> **EXERCISE GOAL**: Repeat every record below exactly, leaving out the pictures.
-- RECORD EXCERPTS start --
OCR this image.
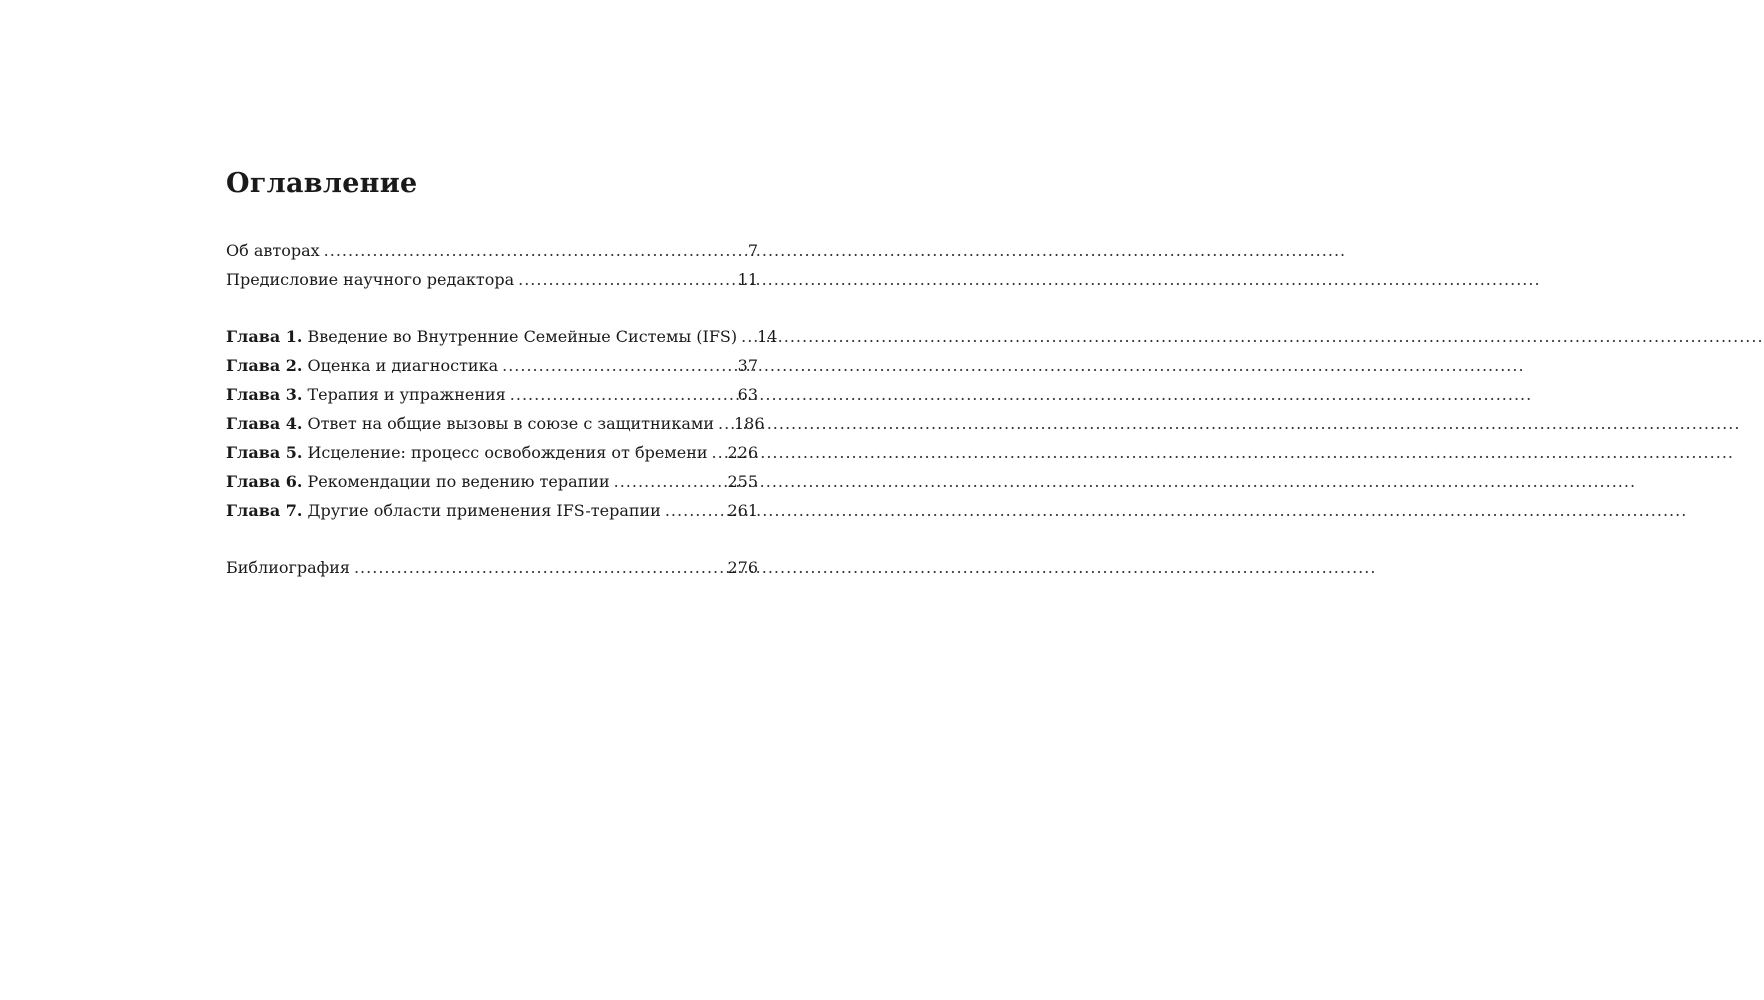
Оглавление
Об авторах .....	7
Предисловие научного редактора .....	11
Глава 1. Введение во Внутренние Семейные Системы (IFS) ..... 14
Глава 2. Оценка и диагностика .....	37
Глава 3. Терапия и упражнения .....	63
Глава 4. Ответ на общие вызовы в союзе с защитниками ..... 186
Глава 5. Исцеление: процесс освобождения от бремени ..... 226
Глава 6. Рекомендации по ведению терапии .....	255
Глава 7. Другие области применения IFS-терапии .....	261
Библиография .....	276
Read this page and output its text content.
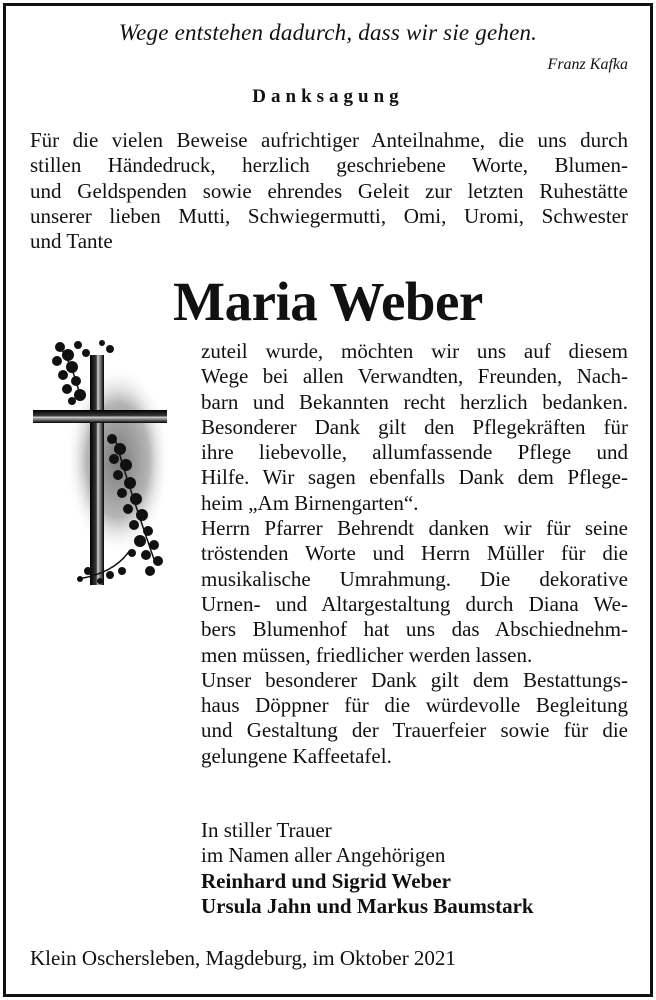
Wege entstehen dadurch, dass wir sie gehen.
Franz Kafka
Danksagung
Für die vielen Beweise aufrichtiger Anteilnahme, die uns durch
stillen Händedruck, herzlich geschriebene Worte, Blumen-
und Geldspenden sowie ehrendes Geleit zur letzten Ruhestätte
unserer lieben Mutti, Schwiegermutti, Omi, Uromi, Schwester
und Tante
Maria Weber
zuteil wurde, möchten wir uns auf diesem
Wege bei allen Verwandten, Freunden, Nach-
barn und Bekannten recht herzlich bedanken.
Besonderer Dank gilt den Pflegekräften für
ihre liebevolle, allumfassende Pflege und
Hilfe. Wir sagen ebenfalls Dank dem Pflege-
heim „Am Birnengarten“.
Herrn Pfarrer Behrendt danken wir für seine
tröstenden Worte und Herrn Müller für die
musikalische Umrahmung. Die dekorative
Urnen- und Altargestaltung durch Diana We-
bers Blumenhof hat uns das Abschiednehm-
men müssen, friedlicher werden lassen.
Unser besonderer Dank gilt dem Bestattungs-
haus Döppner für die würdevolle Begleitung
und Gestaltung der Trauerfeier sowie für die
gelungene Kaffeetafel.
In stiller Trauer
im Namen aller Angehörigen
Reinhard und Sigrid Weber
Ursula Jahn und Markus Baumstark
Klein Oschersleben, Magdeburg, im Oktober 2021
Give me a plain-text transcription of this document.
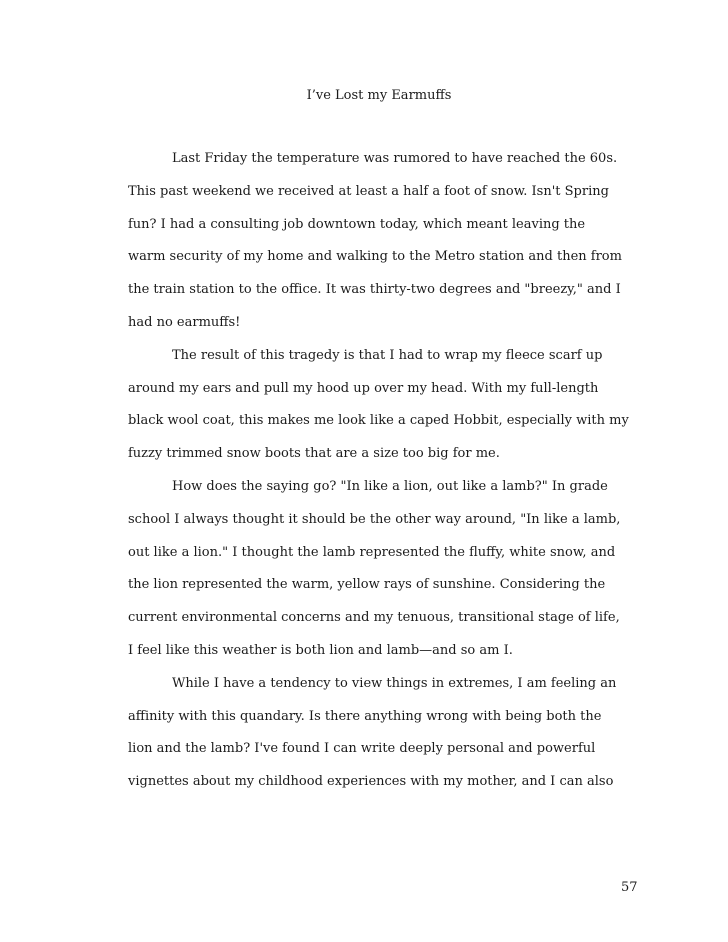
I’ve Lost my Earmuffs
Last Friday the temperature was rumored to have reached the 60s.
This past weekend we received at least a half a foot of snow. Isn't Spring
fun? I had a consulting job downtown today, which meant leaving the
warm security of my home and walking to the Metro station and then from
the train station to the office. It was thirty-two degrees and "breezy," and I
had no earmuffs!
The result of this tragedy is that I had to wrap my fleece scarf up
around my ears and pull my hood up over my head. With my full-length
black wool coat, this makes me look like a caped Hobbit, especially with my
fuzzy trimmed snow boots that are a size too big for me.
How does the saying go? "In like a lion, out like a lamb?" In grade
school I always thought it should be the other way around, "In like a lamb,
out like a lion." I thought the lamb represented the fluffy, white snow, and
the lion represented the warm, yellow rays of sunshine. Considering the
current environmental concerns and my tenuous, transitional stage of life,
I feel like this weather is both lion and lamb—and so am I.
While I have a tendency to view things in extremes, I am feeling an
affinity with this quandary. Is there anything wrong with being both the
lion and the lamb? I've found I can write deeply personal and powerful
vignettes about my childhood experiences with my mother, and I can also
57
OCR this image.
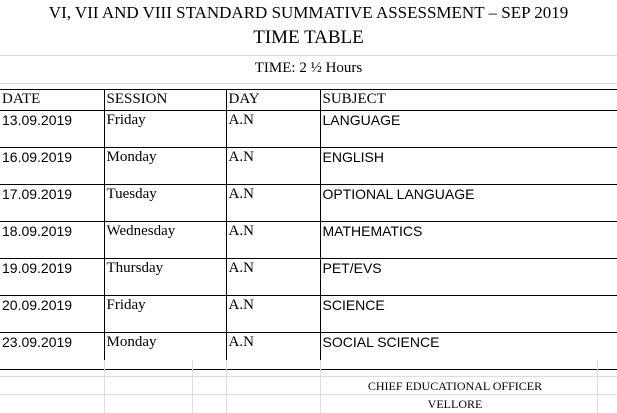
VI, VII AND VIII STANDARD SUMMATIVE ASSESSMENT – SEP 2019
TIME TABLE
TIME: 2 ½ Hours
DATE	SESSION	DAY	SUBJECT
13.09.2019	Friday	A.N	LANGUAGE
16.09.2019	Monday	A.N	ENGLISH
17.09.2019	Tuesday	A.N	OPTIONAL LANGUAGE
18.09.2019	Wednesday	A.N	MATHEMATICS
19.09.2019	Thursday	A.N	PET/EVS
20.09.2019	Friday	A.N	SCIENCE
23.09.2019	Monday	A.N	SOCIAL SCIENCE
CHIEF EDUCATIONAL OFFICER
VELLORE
-- RECORD EXCERPTS end --
> **THE RESULT**:
OCR this image.
Оглавление
Об авторах .....	7
Предисловие научного редактора .....	11
Глава 1. Введение во Внутренние Семейные Системы (IFS) ..... 14
Глава 2. Оценка и диагностика .....	37
Глава 3. Терапия и упражнения .....	63
Глава 4. Ответ на общие вызовы в союзе с защитниками ..... 186
Глава 5. Исцеление: процесс освобождения от бремени ..... 226
Глава 6. Рекомендации по ведению терапии .....	255
Глава 7. Другие области применения IFS-терапии .....	261
Библиография .....	276
Read this page and output its text content.
Wege entstehen dadurch, dass wir sie gehen.
Franz Kafka
Danksagung
Für die vielen Beweise aufrichtiger Anteilnahme, die uns durch
stillen Händedruck, herzlich geschriebene Worte, Blumen-
und Geldspenden sowie ehrendes Geleit zur letzten Ruhestätte
unserer lieben Mutti, Schwiegermutti, Omi, Uromi, Schwester
und Tante
Maria Weber
zuteil wurde, möchten wir uns auf diesem
Wege bei allen Verwandten, Freunden, Nach-
barn und Bekannten recht herzlich bedanken.
Besonderer Dank gilt den Pflegekräften für
ihre liebevolle, allumfassende Pflege und
Hilfe. Wir sagen ebenfalls Dank dem Pflege-
heim „Am Birnengarten“.
Herrn Pfarrer Behrendt danken wir für seine
tröstenden Worte und Herrn Müller für die
musikalische Umrahmung. Die dekorative
Urnen- und Altargestaltung durch Diana We-
bers Blumenhof hat uns das Abschiednehm-
men müssen, friedlicher werden lassen.
Unser besonderer Dank gilt dem Bestattungs-
haus Döppner für die würdevolle Begleitung
und Gestaltung der Trauerfeier sowie für die
gelungene Kaffeetafel.
In stiller Trauer
im Namen aller Angehörigen
Reinhard und Sigrid Weber
Ursula Jahn und Markus Baumstark
Klein Oschersleben, Magdeburg, im Oktober 2021
Give me a plain-text transcription of this document.
I’ve Lost my Earmuffs
Last Friday the temperature was rumored to have reached the 60s.
This past weekend we received at least a half a foot of snow. Isn't Spring
fun? I had a consulting job downtown today, which meant leaving the
warm security of my home and walking to the Metro station and then from
the train station to the office. It was thirty-two degrees and "breezy," and I
had no earmuffs!
The result of this tragedy is that I had to wrap my fleece scarf up
around my ears and pull my hood up over my head. With my full-length
black wool coat, this makes me look like a caped Hobbit, especially with my
fuzzy trimmed snow boots that are a size too big for me.
How does the saying go? "In like a lion, out like a lamb?" In grade
school I always thought it should be the other way around, "In like a lamb,
out like a lion." I thought the lamb represented the fluffy, white snow, and
the lion represented the warm, yellow rays of sunshine. Considering the
current environmental concerns and my tenuous, transitional stage of life,
I feel like this weather is both lion and lamb—and so am I.
While I have a tendency to view things in extremes, I am feeling an
affinity with this quandary. Is there anything wrong with being both the
lion and the lamb? I've found I can write deeply personal and powerful
vignettes about my childhood experiences with my mother, and I can also
57
OCR this image.
VI, VII AND VIII STANDARD SUMMATIVE ASSESSMENT – SEP 2019
TIME TABLE
TIME: 2 ½ Hours
DATE	SESSION	DAY	SUBJECT
13.09.2019	Friday	A.N	LANGUAGE
16.09.2019	Monday	A.N	ENGLISH
17.09.2019	Tuesday	A.N	OPTIONAL LANGUAGE
18.09.2019	Wednesday	A.N	MATHEMATICS
19.09.2019	Thursday	A.N	PET/EVS
20.09.2019	Friday	A.N	SCIENCE
23.09.2019	Monday	A.N	SOCIAL SCIENCE
CHIEF EDUCATIONAL OFFICER
VELLORE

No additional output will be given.